┏━━

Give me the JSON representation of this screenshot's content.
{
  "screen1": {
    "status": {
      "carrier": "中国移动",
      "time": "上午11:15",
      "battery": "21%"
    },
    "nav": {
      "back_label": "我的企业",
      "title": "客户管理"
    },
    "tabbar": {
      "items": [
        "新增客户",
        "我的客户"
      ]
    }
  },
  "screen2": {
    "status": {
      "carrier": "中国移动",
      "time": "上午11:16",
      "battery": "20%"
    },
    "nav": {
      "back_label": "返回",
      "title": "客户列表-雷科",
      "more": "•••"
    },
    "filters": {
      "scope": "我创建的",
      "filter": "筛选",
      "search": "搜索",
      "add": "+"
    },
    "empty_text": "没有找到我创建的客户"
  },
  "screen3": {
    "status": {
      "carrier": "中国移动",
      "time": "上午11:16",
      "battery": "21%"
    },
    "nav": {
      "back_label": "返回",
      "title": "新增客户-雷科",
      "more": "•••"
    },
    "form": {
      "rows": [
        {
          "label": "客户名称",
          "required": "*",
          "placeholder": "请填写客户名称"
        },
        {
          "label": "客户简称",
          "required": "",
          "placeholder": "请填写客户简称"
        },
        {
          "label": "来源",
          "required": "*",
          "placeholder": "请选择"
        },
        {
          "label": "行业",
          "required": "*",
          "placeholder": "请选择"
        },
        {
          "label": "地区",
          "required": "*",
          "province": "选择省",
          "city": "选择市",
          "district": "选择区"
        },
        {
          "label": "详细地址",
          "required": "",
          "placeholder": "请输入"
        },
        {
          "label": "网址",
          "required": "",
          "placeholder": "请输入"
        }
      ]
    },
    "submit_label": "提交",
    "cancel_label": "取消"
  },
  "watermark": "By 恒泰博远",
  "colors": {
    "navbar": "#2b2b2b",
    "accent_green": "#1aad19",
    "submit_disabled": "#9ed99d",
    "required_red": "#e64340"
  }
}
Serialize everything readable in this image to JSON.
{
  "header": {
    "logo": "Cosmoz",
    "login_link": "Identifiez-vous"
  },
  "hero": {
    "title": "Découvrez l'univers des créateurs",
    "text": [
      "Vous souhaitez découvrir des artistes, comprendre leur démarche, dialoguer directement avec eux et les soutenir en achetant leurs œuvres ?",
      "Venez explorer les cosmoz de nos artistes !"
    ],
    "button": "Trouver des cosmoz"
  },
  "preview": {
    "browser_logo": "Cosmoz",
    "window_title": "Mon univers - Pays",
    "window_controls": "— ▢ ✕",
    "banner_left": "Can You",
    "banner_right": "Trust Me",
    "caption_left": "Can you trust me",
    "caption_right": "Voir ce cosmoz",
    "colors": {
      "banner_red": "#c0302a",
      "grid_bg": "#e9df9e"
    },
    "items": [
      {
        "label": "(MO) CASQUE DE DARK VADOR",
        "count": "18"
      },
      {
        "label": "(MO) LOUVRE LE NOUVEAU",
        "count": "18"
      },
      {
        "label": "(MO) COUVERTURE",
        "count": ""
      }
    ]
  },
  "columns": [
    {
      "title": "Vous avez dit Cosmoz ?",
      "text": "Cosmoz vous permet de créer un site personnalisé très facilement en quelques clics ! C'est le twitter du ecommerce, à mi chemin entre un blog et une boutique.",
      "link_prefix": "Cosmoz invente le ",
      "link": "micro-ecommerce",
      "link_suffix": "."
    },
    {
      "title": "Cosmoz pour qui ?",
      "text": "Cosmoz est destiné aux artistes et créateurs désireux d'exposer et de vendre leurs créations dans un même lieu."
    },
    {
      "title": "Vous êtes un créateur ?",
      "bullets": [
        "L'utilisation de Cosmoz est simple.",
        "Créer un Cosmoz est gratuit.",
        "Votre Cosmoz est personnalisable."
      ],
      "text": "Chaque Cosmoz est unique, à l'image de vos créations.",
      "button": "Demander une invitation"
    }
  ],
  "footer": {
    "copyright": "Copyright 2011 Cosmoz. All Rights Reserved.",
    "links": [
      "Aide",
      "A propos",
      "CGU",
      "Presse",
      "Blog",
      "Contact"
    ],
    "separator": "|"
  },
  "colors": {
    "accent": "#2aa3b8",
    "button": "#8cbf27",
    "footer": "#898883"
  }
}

┗━━
┏━━

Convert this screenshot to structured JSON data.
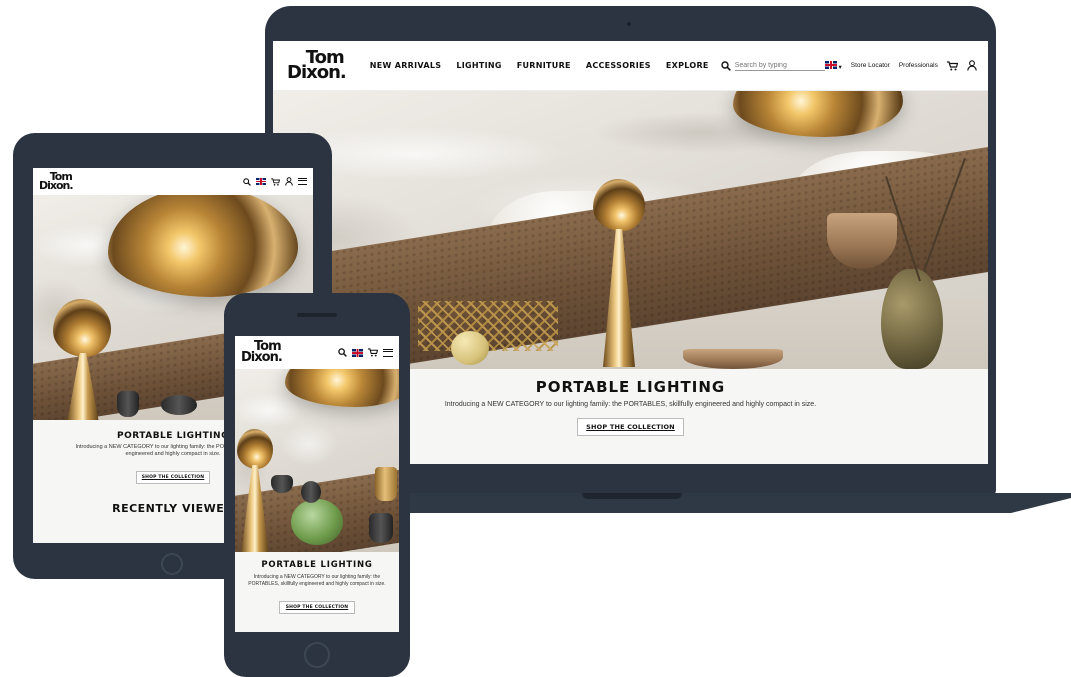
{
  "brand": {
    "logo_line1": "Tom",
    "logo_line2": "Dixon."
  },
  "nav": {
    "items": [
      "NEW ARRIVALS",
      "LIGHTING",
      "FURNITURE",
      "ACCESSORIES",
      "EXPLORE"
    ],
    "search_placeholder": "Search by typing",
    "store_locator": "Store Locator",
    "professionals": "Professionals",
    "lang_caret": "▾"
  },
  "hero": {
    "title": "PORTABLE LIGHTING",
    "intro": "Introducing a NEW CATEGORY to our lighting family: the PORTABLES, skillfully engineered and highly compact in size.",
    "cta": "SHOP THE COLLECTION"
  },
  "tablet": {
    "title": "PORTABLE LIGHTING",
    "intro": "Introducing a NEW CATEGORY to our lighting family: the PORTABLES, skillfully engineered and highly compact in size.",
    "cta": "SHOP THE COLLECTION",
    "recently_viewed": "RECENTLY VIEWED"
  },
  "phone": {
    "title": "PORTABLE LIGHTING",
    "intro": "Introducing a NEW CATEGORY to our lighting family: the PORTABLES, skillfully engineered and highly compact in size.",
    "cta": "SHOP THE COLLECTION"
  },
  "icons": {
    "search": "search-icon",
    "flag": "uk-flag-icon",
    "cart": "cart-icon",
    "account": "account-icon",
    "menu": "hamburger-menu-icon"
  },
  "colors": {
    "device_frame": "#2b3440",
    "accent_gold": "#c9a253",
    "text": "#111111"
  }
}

┗━━
┏━━

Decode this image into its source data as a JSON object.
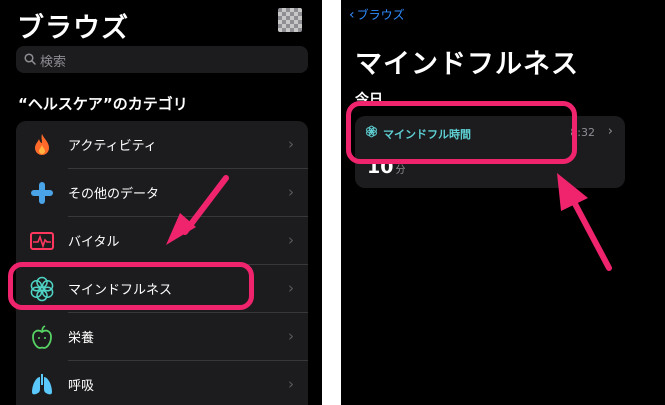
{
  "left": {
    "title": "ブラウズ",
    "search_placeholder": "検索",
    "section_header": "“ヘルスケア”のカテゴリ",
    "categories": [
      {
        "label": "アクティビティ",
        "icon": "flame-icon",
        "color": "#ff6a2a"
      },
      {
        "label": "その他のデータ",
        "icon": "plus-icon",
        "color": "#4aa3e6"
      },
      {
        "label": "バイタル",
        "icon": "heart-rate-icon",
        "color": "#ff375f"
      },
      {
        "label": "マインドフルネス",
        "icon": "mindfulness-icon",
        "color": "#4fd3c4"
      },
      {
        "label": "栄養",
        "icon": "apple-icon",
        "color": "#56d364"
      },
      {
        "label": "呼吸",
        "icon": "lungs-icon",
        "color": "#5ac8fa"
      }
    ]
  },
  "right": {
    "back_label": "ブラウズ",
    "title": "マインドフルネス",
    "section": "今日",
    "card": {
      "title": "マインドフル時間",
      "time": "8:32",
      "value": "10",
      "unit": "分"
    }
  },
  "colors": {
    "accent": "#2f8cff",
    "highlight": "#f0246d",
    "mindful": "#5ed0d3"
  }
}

┗━━

Written request:
Report each line in the data that holds the word "univers".

The completed task:
    "title": "Découvrez l'univers des créateurs",
    "window_title": "Mon univers - Pays",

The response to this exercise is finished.